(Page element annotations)
————————

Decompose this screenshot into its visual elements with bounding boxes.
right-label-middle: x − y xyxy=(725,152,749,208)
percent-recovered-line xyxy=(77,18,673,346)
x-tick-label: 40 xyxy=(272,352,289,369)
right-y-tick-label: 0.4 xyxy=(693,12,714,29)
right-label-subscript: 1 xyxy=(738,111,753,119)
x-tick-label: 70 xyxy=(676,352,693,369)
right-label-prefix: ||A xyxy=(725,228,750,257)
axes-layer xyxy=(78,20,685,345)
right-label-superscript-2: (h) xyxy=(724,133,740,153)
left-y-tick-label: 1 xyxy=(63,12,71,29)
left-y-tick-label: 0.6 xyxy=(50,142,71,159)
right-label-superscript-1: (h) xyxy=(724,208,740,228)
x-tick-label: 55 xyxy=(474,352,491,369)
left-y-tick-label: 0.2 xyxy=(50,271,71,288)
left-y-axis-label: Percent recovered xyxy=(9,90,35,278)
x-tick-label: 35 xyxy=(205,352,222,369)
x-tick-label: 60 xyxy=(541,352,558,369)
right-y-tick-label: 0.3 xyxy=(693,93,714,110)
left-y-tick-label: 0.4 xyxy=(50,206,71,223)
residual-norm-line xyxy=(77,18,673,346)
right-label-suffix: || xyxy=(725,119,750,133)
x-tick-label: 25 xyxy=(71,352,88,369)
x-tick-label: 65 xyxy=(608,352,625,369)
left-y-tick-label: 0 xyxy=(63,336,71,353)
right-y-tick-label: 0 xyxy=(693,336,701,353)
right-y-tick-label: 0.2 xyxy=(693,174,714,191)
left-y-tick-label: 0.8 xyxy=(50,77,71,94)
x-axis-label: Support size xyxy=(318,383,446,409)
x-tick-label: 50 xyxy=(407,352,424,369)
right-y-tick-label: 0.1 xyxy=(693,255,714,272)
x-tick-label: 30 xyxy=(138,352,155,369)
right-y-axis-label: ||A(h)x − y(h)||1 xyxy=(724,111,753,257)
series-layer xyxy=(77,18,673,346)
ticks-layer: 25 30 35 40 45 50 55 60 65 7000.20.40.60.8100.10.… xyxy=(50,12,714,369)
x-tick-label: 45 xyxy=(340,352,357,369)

————————

**Goal**:
Repeat these lines verbatim.

**Output for this exercise**:
Decompose this screenshot into its visual elements with bounding boxes.
right-label-middle: x − y xyxy=(725,152,749,208)
percent-recovered-line xyxy=(77,18,673,346)
x-tick-label: 40 xyxy=(272,352,289,369)
right-y-tick-label: 0.4 xyxy=(693,12,714,29)
right-label-subscript: 1 xyxy=(738,111,753,119)
x-tick-label: 70 xyxy=(676,352,693,369)
right-label-prefix: ||A xyxy=(725,228,750,257)
axes-layer xyxy=(78,20,685,345)
right-label-superscript-2: (h) xyxy=(724,133,740,153)
left-y-tick-label: 1 xyxy=(63,12,71,29)
left-y-tick-label: 0.6 xyxy=(50,142,71,159)
right-label-superscript-1: (h) xyxy=(724,208,740,228)
x-tick-label: 55 xyxy=(474,352,491,369)
left-y-tick-label: 0.2 xyxy=(50,271,71,288)
left-y-axis-label: Percent recovered xyxy=(9,90,35,278)
x-tick-label: 35 xyxy=(205,352,222,369)
x-tick-label: 60 xyxy=(541,352,558,369)
right-y-tick-label: 0.3 xyxy=(693,93,714,110)
left-y-tick-label: 0.4 xyxy=(50,206,71,223)
residual-norm-line xyxy=(77,18,673,346)
right-label-suffix: || xyxy=(725,119,750,133)
x-tick-label: 25 xyxy=(71,352,88,369)
x-tick-label: 65 xyxy=(608,352,625,369)
left-y-tick-label: 0 xyxy=(63,336,71,353)
right-y-tick-label: 0 xyxy=(693,336,701,353)
right-y-tick-label: 0.2 xyxy=(693,174,714,191)
left-y-tick-label: 0.8 xyxy=(50,77,71,94)
x-axis-label: Support size xyxy=(318,383,446,409)
x-tick-label: 50 xyxy=(407,352,424,369)
right-y-tick-label: 0.1 xyxy=(693,255,714,272)
x-tick-label: 30 xyxy=(138,352,155,369)
right-y-axis-label: ||A(h)x − y(h)||1 xyxy=(724,111,753,257)
series-layer xyxy=(77,18,673,346)
ticks-layer: 25 30 35 40 45 50 55 60 65 7000.20.40.60.8100.10.… xyxy=(50,12,714,369)
x-tick-label: 45 xyxy=(340,352,357,369)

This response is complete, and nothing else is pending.